[[ Working data, beginning ]]

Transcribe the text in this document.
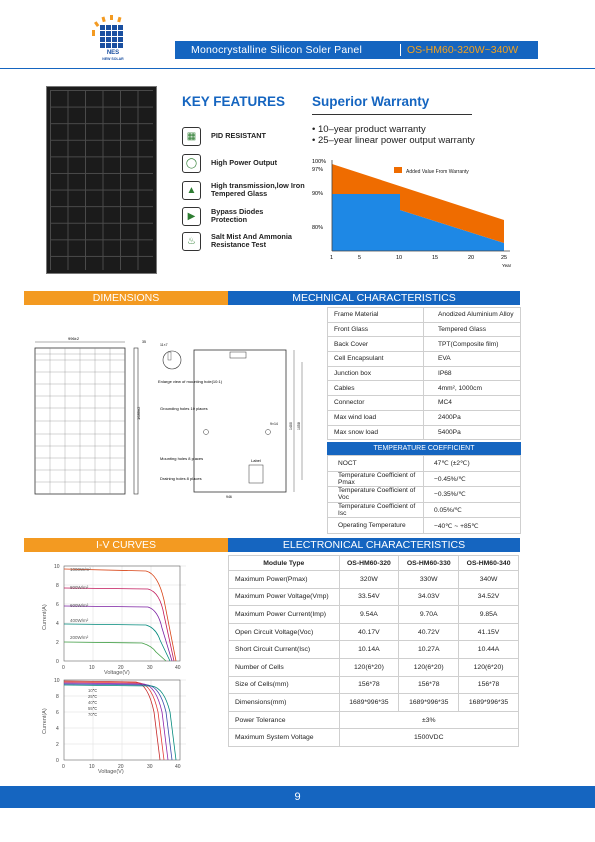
NES
NEW SOLAR
Monocrystalline Silicon Soler Panel	OS-HM60-320W~340W
KEY FEATURES
▦	PID RESISTANT
◯	High Power Output
▲	High transmission,low Iron Tempered Glass
▶	Bypass Diodes Protection
♨	Salt Mist And Ammonia Resistance Test
Superior Warranty
• 10–year product warranty
• 25–year linear power output warranty
Added Value From Warranty
100%
97%
90%
80%
1	5	10	15	20	25
Year
DIMENSIONS	MECHNICAL CHARACTERISTICS
996±2
1689±2
35
11×7
Enlarge view of mounting hole(10:1)
Grounding holes 10 places
Mounting holes 8 places
Draining holes 8 places
Label
1400 1058
946
9×14
Frame Material	Anodized Aluminium Alloy
Front Glass	Tempered Glass
Back Cover	TPT(Composite film)
Cell Encapsulant	EVA
Junction box	IP68
Cables	4mm², 1000cm
Connector	MC4
Max wind load	2400Pa
Max snow load	5400Pa
TEMPERATURE COEFFICIENT
NOCT	47℃ (±2℃)
Temperature Coefficient of Pmax	−0.45%/℃
Temperature Coefficient of Voc	−0.35%/℃
Temperature Coefficient of Isc	0.05%/℃
Operating Temperature	−40℃ ~ +85℃
I-V CURVES	ELECTRONICAL CHARACTERISTICS
1000W/m²
800W/m²
600W/m²
400W/m²
200W/m²
10
8
6
4
2
0
0	10	20	30	40
Current(A)
Voltage(V)
10℃
25℃
40℃
55℃
70℃
10
8
6
4
2
0
0	10	20	30	40
Current(A)
Voltage(V)
Module Type	OS-HM60-320	OS-HM60-330	OS-HM60-340
Maximum Power(Pmax)	320W	330W	340W
Maximum Power Voltage(Vmp)	33.54V	34.03V	34.52V
Maximum Power Current(Imp)	9.54A	9.70A	9.85A
Open Circuit Voltage(Voc)	40.17V	40.72V	41.15V
Short Circuit Current(Isc)	10.14A	10.27A	10.44A
Number of Cells	120(6*20)	120(6*20)	120(6*20)
Size of Cells(mm)	156*78	156*78	156*78
Dimensions(mm)	1689*996*35	1689*996*35	1689*996*35
Power Tolerance	±3%		
Maximum System Voltage	1500VDC		
9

[[ Working data, end ]]

Task directions:
Show the lines of the records above that mention "Glass".

Result:
▲	High transmission,low Iron Tempered Glass
Front Glass	Tempered Glass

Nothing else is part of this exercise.